Given text:
More funds are looking to disclosures to see what boards consider in recruitment and nomination. Companies should be documenting in 10-K, proxy, etc. NextGen Directors Program – designed to accelerate the development of diverse high impact future board leaders. We really need to put more pressure on smaller companies, since they are lagging.
Women make up half the workforce; minorities about a third but they/we are underrepresented. Companies should want the best people. If they are not looking at women and minorities, they are not getting the best. The 30% Coalition was formed to address that issue. Since Jan 2012, the Coalition has sent letters to 165 companies. See reports issued.
On behalf of NYC pension funds, New York City Comptroller Scott Stringer sent a letter to 151 companies seeking engagement around a range of disclosures regarding the race and gender of company directors, the creation of a standardized director skills matrix and details of those companies’ director evaluation and succession plans.
State Street voted against NomGov committees at 400 companies. What gets measured gets managed. Break the pattern of groupthink. Compensation – if you get paid for it, you’re working on it. Ceres report on training the board on sustainability. Proactively disclosing that you are recruiting women and minorities… That is a must.
Greater integration of diversity inclusion by linking exec compensation was discussed. Transparency… a comprehensive report is needed, not just a CSR report. Efforts should also be described in other reports and the proxy statement and integrated into formal structures, including supply chain, through Nominating/Governance committee. Accountability – system level solutions. Social impact programs – underserved youth, assisting people in developing countries. Capacity building: how integrated on governance, investor relations, and sustainability teams?
Just about every panel at the 28th Annual SRI Conference in San Diego was amazing (#AllinForImpact on Twitter). This panel was even better. Of course, all the panelists were tops in their respective fields but Coro Strandberg was outstanding as a moderator… assertive with a quirky sense of humor. She really helped focus the discussion.
Part 4 28th Annual SRI Conference Alice Tepper Marlin: Investing for a Better World
The sustainable, responsible, impact investment industry is enjoying healthy growth and beginning to fulfill the vision of 1968. So where are we with impacting companies and the global economy? And what about today’s lead disruptor companies? Will they provide a ‘boost’ or be a ‘bust’ for sustainability? Can the SRI community affect the outcome? Alice Tepper Marlin discussed these issues and more.
One in five investment dollars uses SRI factors. Never lose sight of that earthrise photo. Alice created Shopping for a Better World, is on the board of Social Accountability International. TenSquared helps teams of workers and managers meet ambitious occupational health and safety goals in 100 days.
There is a lack of disclosure on sustainability at Amazon compared to Walmart. 12% of Amazon costs come from transportation. Both need to build fleet with electric vehicles and indicate which products are rated high re sustainability.

Stored items

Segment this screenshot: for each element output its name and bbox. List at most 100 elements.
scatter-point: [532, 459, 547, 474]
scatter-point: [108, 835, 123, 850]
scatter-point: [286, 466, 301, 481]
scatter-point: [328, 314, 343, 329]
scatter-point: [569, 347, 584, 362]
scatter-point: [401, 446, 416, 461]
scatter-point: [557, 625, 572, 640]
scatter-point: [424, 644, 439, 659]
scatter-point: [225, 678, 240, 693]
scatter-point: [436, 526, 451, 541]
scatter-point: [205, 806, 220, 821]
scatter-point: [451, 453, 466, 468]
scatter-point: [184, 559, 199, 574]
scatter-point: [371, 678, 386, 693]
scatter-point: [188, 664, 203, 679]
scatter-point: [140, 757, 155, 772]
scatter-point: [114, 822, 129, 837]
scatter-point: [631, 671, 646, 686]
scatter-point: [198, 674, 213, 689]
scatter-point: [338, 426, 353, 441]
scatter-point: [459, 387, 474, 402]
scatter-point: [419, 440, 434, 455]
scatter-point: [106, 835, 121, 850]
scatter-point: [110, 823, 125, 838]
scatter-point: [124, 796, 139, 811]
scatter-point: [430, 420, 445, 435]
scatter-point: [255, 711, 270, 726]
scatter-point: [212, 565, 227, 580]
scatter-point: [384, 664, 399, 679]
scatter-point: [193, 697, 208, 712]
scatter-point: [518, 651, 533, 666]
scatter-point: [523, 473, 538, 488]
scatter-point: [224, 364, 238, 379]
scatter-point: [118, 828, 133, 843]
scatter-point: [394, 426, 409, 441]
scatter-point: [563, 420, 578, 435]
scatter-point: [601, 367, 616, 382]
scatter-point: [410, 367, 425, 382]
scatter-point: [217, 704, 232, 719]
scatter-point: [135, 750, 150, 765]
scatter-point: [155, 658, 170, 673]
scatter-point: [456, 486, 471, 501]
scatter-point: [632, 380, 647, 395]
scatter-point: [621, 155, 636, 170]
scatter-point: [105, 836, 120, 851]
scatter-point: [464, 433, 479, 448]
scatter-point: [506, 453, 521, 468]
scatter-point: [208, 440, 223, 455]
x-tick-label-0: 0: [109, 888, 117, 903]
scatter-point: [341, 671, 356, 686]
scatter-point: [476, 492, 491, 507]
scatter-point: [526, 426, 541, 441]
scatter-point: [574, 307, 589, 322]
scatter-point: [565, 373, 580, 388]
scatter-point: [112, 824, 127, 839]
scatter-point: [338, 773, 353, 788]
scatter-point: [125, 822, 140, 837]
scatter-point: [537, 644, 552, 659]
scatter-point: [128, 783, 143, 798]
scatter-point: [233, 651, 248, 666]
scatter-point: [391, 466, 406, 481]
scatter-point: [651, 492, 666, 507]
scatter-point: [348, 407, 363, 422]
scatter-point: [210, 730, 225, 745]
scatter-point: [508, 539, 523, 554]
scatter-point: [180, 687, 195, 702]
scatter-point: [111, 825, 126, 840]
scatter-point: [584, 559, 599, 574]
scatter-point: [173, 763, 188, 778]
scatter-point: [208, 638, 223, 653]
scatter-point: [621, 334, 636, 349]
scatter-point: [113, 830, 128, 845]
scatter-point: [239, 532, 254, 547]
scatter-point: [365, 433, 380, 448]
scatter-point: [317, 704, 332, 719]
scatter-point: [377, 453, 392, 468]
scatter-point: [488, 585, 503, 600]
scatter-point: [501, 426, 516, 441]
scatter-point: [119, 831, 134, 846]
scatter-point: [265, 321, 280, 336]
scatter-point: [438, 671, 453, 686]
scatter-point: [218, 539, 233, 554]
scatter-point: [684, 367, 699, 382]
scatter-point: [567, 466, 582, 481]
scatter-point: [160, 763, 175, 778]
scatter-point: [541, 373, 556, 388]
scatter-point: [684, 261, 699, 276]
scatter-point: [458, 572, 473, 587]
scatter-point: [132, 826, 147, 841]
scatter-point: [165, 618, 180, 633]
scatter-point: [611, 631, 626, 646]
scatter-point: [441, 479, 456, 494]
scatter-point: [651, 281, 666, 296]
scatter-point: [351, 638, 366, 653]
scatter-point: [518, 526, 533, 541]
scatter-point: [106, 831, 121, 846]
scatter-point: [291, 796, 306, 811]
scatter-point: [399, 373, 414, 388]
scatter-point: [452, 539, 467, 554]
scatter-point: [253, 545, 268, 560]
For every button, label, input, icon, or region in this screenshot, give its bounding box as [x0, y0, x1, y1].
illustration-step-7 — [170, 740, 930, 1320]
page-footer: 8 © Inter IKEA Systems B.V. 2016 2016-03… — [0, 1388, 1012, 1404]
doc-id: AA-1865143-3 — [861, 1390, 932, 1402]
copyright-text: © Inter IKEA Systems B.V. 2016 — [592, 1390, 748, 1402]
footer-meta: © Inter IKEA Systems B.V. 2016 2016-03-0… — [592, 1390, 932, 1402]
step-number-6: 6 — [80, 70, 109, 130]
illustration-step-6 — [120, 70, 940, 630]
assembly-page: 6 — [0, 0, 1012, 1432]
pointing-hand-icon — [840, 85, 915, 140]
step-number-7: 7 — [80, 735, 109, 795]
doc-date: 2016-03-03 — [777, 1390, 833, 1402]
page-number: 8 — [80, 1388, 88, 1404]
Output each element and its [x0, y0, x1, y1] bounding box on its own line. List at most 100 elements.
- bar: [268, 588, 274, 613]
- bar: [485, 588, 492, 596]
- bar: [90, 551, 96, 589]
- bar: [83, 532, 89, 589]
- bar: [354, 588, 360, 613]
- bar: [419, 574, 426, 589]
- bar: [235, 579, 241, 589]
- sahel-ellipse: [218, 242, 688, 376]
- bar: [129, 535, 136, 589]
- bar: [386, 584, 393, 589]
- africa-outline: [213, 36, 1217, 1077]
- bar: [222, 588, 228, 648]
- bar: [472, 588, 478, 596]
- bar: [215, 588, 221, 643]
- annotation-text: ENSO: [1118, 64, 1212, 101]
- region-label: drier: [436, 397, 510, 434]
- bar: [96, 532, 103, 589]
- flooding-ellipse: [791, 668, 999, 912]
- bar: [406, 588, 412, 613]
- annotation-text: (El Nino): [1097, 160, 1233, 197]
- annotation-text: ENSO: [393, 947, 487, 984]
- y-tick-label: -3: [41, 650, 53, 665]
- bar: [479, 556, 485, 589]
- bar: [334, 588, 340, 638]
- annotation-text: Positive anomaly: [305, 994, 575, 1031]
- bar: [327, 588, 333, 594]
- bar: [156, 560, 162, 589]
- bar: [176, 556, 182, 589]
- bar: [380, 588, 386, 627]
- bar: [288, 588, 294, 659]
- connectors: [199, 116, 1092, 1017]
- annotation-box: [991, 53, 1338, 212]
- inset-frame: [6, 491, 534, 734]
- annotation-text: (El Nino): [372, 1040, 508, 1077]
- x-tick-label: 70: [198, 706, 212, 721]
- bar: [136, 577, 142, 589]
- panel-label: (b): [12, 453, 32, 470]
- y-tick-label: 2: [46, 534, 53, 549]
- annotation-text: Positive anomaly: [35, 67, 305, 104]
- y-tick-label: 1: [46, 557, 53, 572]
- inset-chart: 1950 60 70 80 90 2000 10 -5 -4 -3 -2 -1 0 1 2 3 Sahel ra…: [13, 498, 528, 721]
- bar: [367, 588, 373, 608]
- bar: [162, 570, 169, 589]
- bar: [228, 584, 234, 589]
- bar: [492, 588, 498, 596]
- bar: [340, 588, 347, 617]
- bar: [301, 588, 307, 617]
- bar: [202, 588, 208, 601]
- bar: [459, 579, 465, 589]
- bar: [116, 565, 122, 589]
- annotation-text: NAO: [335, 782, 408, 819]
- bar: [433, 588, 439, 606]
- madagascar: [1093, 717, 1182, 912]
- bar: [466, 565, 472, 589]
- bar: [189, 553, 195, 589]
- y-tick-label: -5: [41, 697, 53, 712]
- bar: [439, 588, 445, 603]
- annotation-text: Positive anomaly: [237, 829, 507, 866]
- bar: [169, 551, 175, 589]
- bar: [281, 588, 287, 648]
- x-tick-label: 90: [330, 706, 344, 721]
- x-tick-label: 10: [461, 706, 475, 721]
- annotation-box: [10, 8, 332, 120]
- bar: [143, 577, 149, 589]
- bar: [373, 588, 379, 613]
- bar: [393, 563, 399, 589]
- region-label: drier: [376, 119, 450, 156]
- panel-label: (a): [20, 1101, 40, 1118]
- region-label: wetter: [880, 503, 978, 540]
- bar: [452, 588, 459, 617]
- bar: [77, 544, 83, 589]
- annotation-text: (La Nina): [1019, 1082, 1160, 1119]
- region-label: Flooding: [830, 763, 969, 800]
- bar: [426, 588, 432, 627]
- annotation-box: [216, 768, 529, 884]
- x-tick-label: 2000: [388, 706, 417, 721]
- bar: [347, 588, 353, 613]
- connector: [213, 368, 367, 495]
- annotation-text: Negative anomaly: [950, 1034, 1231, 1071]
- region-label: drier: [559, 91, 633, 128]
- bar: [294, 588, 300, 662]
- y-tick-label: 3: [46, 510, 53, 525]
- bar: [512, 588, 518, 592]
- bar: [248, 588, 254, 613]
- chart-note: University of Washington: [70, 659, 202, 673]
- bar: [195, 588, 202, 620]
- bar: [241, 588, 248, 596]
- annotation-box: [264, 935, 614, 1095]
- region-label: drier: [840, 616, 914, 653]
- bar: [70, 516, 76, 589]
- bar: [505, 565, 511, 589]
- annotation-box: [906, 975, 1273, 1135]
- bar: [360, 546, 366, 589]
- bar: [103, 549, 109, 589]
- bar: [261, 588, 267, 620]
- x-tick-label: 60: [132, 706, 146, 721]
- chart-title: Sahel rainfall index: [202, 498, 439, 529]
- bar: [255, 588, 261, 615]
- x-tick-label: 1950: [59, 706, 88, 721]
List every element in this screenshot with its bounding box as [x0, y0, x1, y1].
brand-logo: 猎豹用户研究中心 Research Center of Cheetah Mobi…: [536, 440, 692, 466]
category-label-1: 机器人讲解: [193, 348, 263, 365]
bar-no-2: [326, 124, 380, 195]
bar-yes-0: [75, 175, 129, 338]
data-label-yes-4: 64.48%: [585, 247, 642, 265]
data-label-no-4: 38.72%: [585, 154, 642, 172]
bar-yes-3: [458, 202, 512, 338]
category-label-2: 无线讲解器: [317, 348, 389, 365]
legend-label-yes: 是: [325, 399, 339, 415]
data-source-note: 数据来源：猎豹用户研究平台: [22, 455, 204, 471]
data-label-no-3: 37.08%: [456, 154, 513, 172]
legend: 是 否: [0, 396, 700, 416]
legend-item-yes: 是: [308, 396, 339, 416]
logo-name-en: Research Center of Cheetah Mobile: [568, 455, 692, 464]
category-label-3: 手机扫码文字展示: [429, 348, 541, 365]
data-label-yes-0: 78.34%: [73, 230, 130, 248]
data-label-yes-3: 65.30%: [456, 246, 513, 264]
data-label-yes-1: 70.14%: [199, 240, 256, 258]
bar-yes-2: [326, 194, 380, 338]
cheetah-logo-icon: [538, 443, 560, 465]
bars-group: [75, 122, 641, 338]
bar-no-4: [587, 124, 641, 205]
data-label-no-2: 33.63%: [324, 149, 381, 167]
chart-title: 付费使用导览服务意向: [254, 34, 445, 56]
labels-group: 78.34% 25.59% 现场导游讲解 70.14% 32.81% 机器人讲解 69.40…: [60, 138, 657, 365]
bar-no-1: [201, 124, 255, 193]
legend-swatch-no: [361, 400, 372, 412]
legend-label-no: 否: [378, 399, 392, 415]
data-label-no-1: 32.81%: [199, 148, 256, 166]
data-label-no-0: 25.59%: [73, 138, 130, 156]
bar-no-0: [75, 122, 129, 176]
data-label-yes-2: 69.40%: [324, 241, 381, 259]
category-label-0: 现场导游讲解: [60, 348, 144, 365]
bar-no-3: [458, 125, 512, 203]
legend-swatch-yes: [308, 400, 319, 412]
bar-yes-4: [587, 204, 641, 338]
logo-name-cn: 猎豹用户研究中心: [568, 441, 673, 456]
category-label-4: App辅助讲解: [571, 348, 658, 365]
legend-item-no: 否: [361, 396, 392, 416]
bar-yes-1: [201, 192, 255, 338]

The problem:
Answer these from the SRI conference notes:
(a) How many companies has the 30% Coalition sent letters to since Jan 2012?
(b) At how many companies did State Street vote against NomGov committees?
(c) What percentage of Amazon's costs come from transportation?

Task result:
(a) 165
(b) 400
(c) 12%